* Recorded information:
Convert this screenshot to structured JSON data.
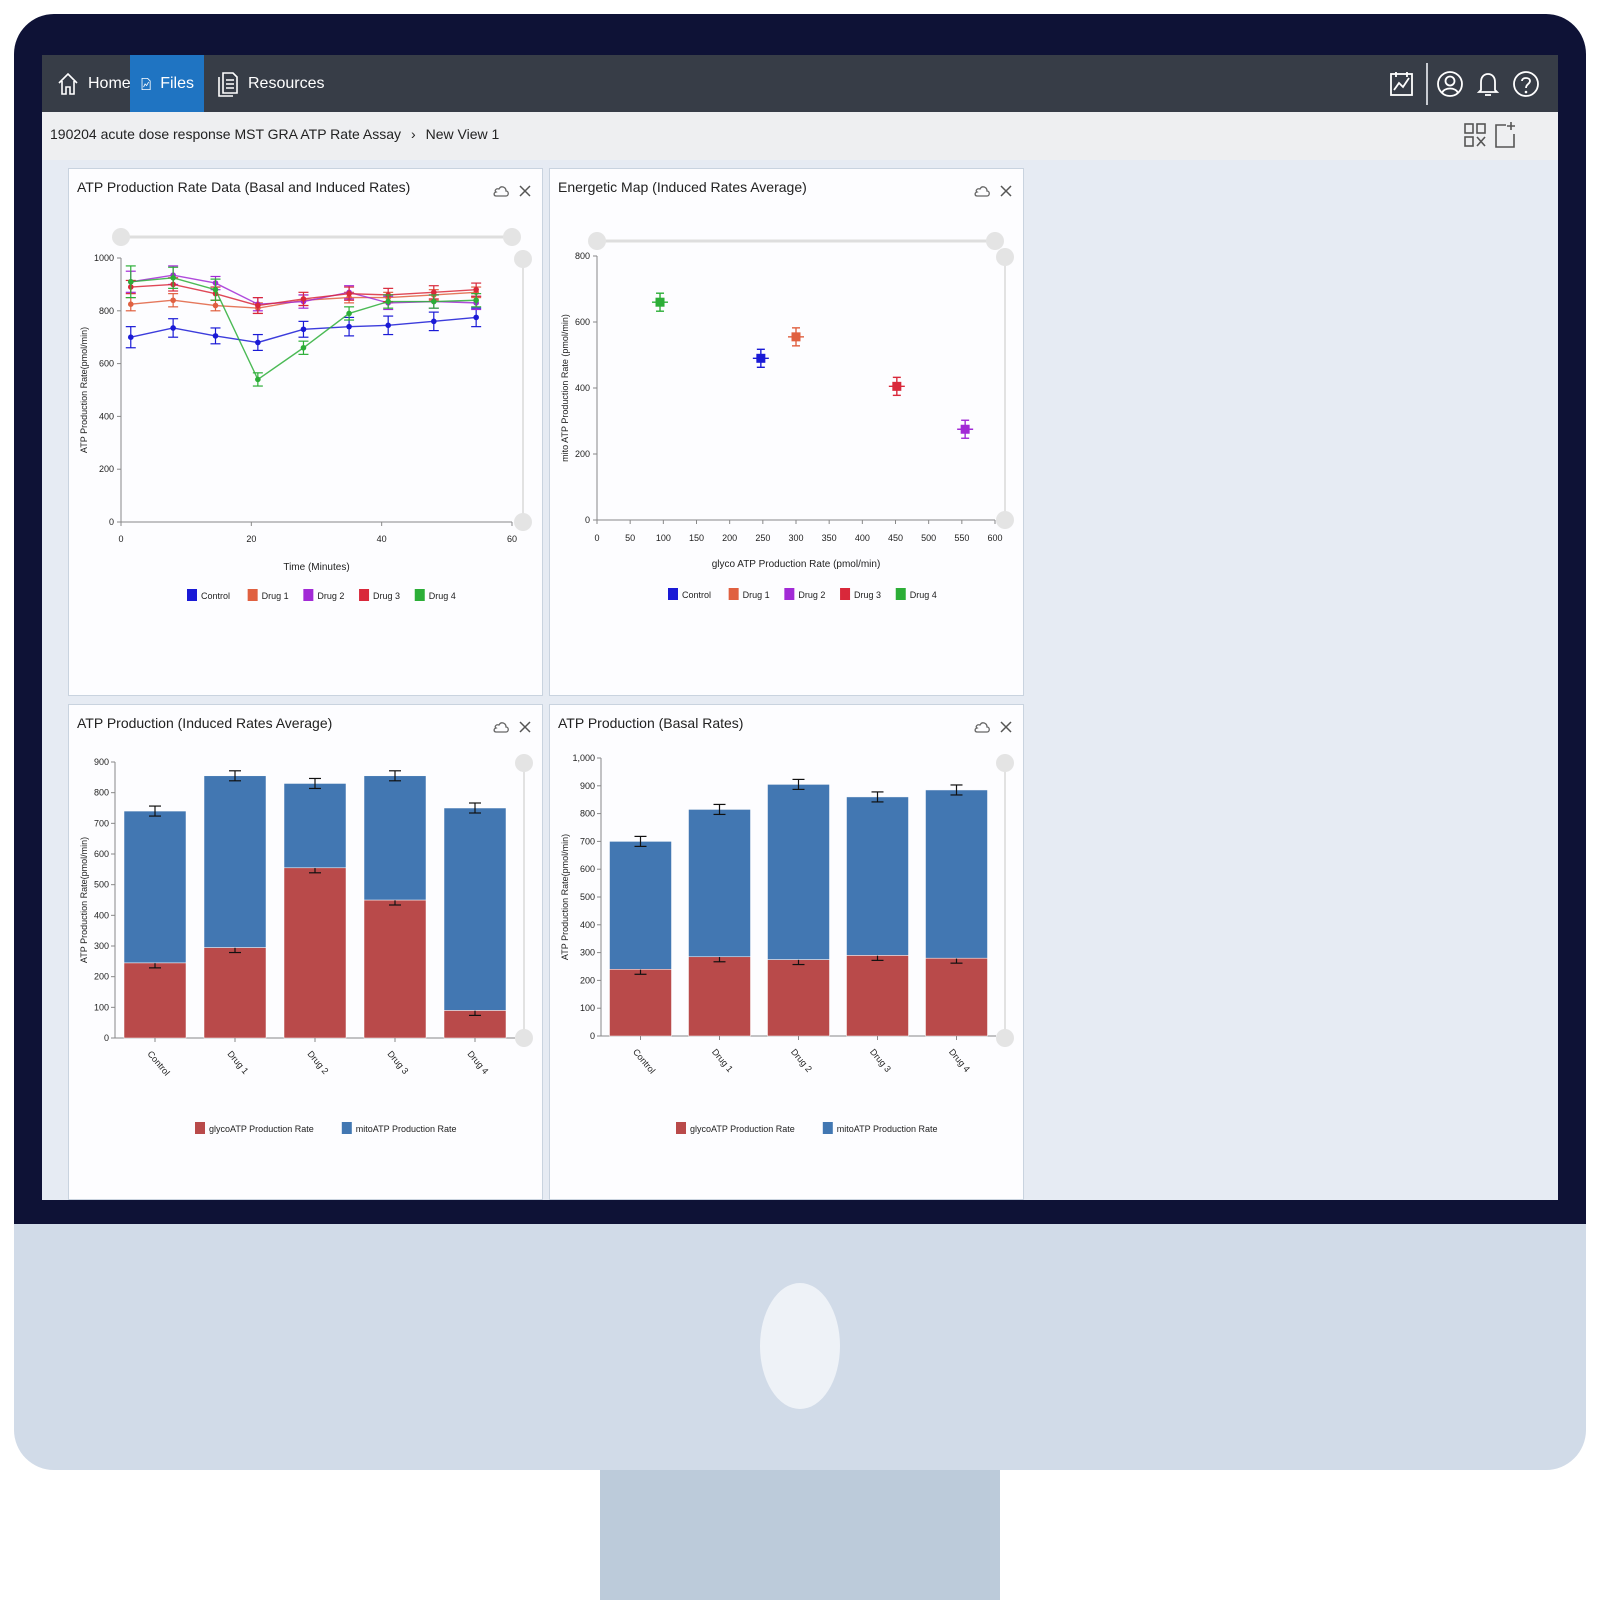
{
  "nav": {
    "tabs": [
      {
        "label": "Home",
        "icon": "home-icon"
      },
      {
        "label": "Files",
        "icon": "chart-file-icon",
        "active": true
      },
      {
        "label": "Resources",
        "icon": "document-icon"
      }
    ],
    "right_icons": [
      "analysis-icon",
      "user-icon",
      "bell-icon",
      "help-icon"
    ],
    "active_color": "#1f74c2",
    "bar_color": "#373d47"
  },
  "breadcrumb": {
    "project": "190204 acute dose response MST GRA ATP Rate Assay",
    "separator": "›",
    "view": "New View 1",
    "right_icons": [
      "layout-grid-icon",
      "add-view-icon"
    ]
  },
  "panels": {
    "p1": {
      "title": "ATP Production Rate Data (Basal and Induced Rates)"
    },
    "p2": {
      "title": "Energetic Map (Induced Rates Average)"
    },
    "p3": {
      "title": "ATP Production (Induced Rates Average)"
    },
    "p4": {
      "title": "ATP Production (Basal Rates)"
    }
  },
  "chart_data": [
    {
      "type": "line",
      "title": "ATP Production Rate Data (Basal and Induced Rates)",
      "xlabel": "Time (Minutes)",
      "ylabel": "ATP Production Rate(pmol/min)",
      "xlim": [
        0,
        60
      ],
      "ylim": [
        0,
        1000
      ],
      "xticks": [
        "0",
        "20",
        "40",
        "60"
      ],
      "yticks": [
        "0",
        "200",
        "400",
        "600",
        "800",
        "1000"
      ],
      "x": [
        1.5,
        8,
        14.5,
        21,
        28,
        35,
        41,
        48,
        54.5
      ],
      "legend_position": "bottom",
      "series": [
        {
          "name": "Control",
          "color": "#1a1ad6",
          "values": [
            700,
            735,
            705,
            680,
            730,
            740,
            745,
            760,
            775
          ],
          "err": [
            40,
            35,
            30,
            30,
            30,
            35,
            35,
            35,
            35
          ]
        },
        {
          "name": "Drug 1",
          "color": "#e06040",
          "values": [
            825,
            840,
            820,
            810,
            840,
            850,
            850,
            860,
            870
          ],
          "err": [
            25,
            25,
            20,
            20,
            20,
            20,
            20,
            20,
            20
          ]
        },
        {
          "name": "Drug 2",
          "color": "#a22ad6",
          "values": [
            910,
            935,
            905,
            825,
            835,
            870,
            830,
            835,
            830
          ],
          "err": [
            40,
            35,
            25,
            25,
            25,
            25,
            25,
            25,
            25
          ]
        },
        {
          "name": "Drug 3",
          "color": "#d9283a",
          "values": [
            890,
            900,
            865,
            820,
            845,
            865,
            860,
            870,
            880
          ],
          "err": [
            25,
            25,
            25,
            30,
            25,
            25,
            25,
            25,
            25
          ]
        },
        {
          "name": "Drug 4",
          "color": "#2cae37",
          "values": [
            910,
            925,
            880,
            540,
            660,
            790,
            835,
            835,
            840
          ],
          "err": [
            60,
            40,
            40,
            25,
            25,
            25,
            25,
            25,
            25
          ]
        }
      ]
    },
    {
      "type": "scatter",
      "title": "Energetic Map (Induced Rates Average)",
      "xlabel": "glyco ATP Production Rate (pmol/min)",
      "ylabel": "mito ATP Production Rate (pmol/min)",
      "xlim": [
        0,
        600
      ],
      "ylim": [
        0,
        800
      ],
      "xticks": [
        "0",
        "50",
        "100",
        "150",
        "200",
        "250",
        "300",
        "350",
        "400",
        "450",
        "500",
        "550",
        "600"
      ],
      "yticks": [
        "0",
        "200",
        "400",
        "600",
        "800"
      ],
      "legend_position": "bottom",
      "series": [
        {
          "name": "Control",
          "color": "#1a1ad6",
          "x": 247,
          "y": 490
        },
        {
          "name": "Drug 1",
          "color": "#e06040",
          "x": 300,
          "y": 555
        },
        {
          "name": "Drug 2",
          "color": "#a22ad6",
          "x": 555,
          "y": 275
        },
        {
          "name": "Drug 3",
          "color": "#d9283a",
          "x": 452,
          "y": 405
        },
        {
          "name": "Drug 4",
          "color": "#2cae37",
          "x": 95,
          "y": 660
        }
      ]
    },
    {
      "type": "bar",
      "stacked": true,
      "title": "ATP Production (Induced Rates Average)",
      "ylabel": "ATP Production Rate(pmol/min)",
      "ylim": [
        0,
        900
      ],
      "yticks": [
        "0",
        "100",
        "200",
        "300",
        "400",
        "500",
        "600",
        "700",
        "800",
        "900"
      ],
      "categories": [
        "Control",
        "Drug 1",
        "Drug 2",
        "Drug 3",
        "Drug 4"
      ],
      "legend_position": "bottom",
      "series": [
        {
          "name": "glycoATP Production Rate",
          "color": "#b94a4a",
          "values": [
            245,
            295,
            555,
            450,
            90
          ]
        },
        {
          "name": "mitoATP Production Rate",
          "color": "#4277b2",
          "values": [
            495,
            560,
            275,
            405,
            660
          ]
        }
      ]
    },
    {
      "type": "bar",
      "stacked": true,
      "title": "ATP Production (Basal Rates)",
      "ylabel": "ATP Production Rate(pmol/min)",
      "ylim": [
        0,
        1000
      ],
      "yticks": [
        "0",
        "100",
        "200",
        "300",
        "400",
        "500",
        "600",
        "700",
        "800",
        "900",
        "1,000"
      ],
      "categories": [
        "Control",
        "Drug 1",
        "Drug 2",
        "Drug 3",
        "Drug 4"
      ],
      "legend_position": "bottom",
      "series": [
        {
          "name": "glycoATP Production Rate",
          "color": "#b94a4a",
          "values": [
            240,
            285,
            275,
            290,
            280
          ]
        },
        {
          "name": "mitoATP Production Rate",
          "color": "#4277b2",
          "values": [
            460,
            530,
            630,
            570,
            605
          ]
        }
      ]
    }
  ]
}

* Problem to solve: Start at the first line and set down all of the data exactly, passing over the pictures.

* Solution to the exercise:
Convert this screenshot to structured JSON data.
{
  "nav": {
    "tabs": [
      {
        "label": "Home",
        "icon": "home-icon"
      },
      {
        "label": "Files",
        "icon": "chart-file-icon",
        "active": true
      },
      {
        "label": "Resources",
        "icon": "document-icon"
      }
    ],
    "right_icons": [
      "analysis-icon",
      "user-icon",
      "bell-icon",
      "help-icon"
    ],
    "active_color": "#1f74c2",
    "bar_color": "#373d47"
  },
  "breadcrumb": {
    "project": "190204 acute dose response MST GRA ATP Rate Assay",
    "separator": "›",
    "view": "New View 1",
    "right_icons": [
      "layout-grid-icon",
      "add-view-icon"
    ]
  },
  "panels": {
    "p1": {
      "title": "ATP Production Rate Data (Basal and Induced Rates)"
    },
    "p2": {
      "title": "Energetic Map (Induced Rates Average)"
    },
    "p3": {
      "title": "ATP Production (Induced Rates Average)"
    },
    "p4": {
      "title": "ATP Production (Basal Rates)"
    }
  },
  "chart_data": [
    {
      "type": "line",
      "title": "ATP Production Rate Data (Basal and Induced Rates)",
      "xlabel": "Time (Minutes)",
      "ylabel": "ATP Production Rate(pmol/min)",
      "xlim": [
        0,
        60
      ],
      "ylim": [
        0,
        1000
      ],
      "xticks": [
        "0",
        "20",
        "40",
        "60"
      ],
      "yticks": [
        "0",
        "200",
        "400",
        "600",
        "800",
        "1000"
      ],
      "x": [
        1.5,
        8,
        14.5,
        21,
        28,
        35,
        41,
        48,
        54.5
      ],
      "legend_position": "bottom",
      "series": [
        {
          "name": "Control",
          "color": "#1a1ad6",
          "values": [
            700,
            735,
            705,
            680,
            730,
            740,
            745,
            760,
            775
          ],
          "err": [
            40,
            35,
            30,
            30,
            30,
            35,
            35,
            35,
            35
          ]
        },
        {
          "name": "Drug 1",
          "color": "#e06040",
          "values": [
            825,
            840,
            820,
            810,
            840,
            850,
            850,
            860,
            870
          ],
          "err": [
            25,
            25,
            20,
            20,
            20,
            20,
            20,
            20,
            20
          ]
        },
        {
          "name": "Drug 2",
          "color": "#a22ad6",
          "values": [
            910,
            935,
            905,
            825,
            835,
            870,
            830,
            835,
            830
          ],
          "err": [
            40,
            35,
            25,
            25,
            25,
            25,
            25,
            25,
            25
          ]
        },
        {
          "name": "Drug 3",
          "color": "#d9283a",
          "values": [
            890,
            900,
            865,
            820,
            845,
            865,
            860,
            870,
            880
          ],
          "err": [
            25,
            25,
            25,
            30,
            25,
            25,
            25,
            25,
            25
          ]
        },
        {
          "name": "Drug 4",
          "color": "#2cae37",
          "values": [
            910,
            925,
            880,
            540,
            660,
            790,
            835,
            835,
            840
          ],
          "err": [
            60,
            40,
            40,
            25,
            25,
            25,
            25,
            25,
            25
          ]
        }
      ]
    },
    {
      "type": "scatter",
      "title": "Energetic Map (Induced Rates Average)",
      "xlabel": "glyco ATP Production Rate (pmol/min)",
      "ylabel": "mito ATP Production Rate (pmol/min)",
      "xlim": [
        0,
        600
      ],
      "ylim": [
        0,
        800
      ],
      "xticks": [
        "0",
        "50",
        "100",
        "150",
        "200",
        "250",
        "300",
        "350",
        "400",
        "450",
        "500",
        "550",
        "600"
      ],
      "yticks": [
        "0",
        "200",
        "400",
        "600",
        "800"
      ],
      "legend_position": "bottom",
      "series": [
        {
          "name": "Control",
          "color": "#1a1ad6",
          "x": 247,
          "y": 490
        },
        {
          "name": "Drug 1",
          "color": "#e06040",
          "x": 300,
          "y": 555
        },
        {
          "name": "Drug 2",
          "color": "#a22ad6",
          "x": 555,
          "y": 275
        },
        {
          "name": "Drug 3",
          "color": "#d9283a",
          "x": 452,
          "y": 405
        },
        {
          "name": "Drug 4",
          "color": "#2cae37",
          "x": 95,
          "y": 660
        }
      ]
    },
    {
      "type": "bar",
      "stacked": true,
      "title": "ATP Production (Induced Rates Average)",
      "ylabel": "ATP Production Rate(pmol/min)",
      "ylim": [
        0,
        900
      ],
      "yticks": [
        "0",
        "100",
        "200",
        "300",
        "400",
        "500",
        "600",
        "700",
        "800",
        "900"
      ],
      "categories": [
        "Control",
        "Drug 1",
        "Drug 2",
        "Drug 3",
        "Drug 4"
      ],
      "legend_position": "bottom",
      "series": [
        {
          "name": "glycoATP Production Rate",
          "color": "#b94a4a",
          "values": [
            245,
            295,
            555,
            450,
            90
          ]
        },
        {
          "name": "mitoATP Production Rate",
          "color": "#4277b2",
          "values": [
            495,
            560,
            275,
            405,
            660
          ]
        }
      ]
    },
    {
      "type": "bar",
      "stacked": true,
      "title": "ATP Production (Basal Rates)",
      "ylabel": "ATP Production Rate(pmol/min)",
      "ylim": [
        0,
        1000
      ],
      "yticks": [
        "0",
        "100",
        "200",
        "300",
        "400",
        "500",
        "600",
        "700",
        "800",
        "900",
        "1,000"
      ],
      "categories": [
        "Control",
        "Drug 1",
        "Drug 2",
        "Drug 3",
        "Drug 4"
      ],
      "legend_position": "bottom",
      "series": [
        {
          "name": "glycoATP Production Rate",
          "color": "#b94a4a",
          "values": [
            240,
            285,
            275,
            290,
            280
          ]
        },
        {
          "name": "mitoATP Production Rate",
          "color": "#4277b2",
          "values": [
            460,
            530,
            630,
            570,
            605
          ]
        }
      ]
    }
  ]
}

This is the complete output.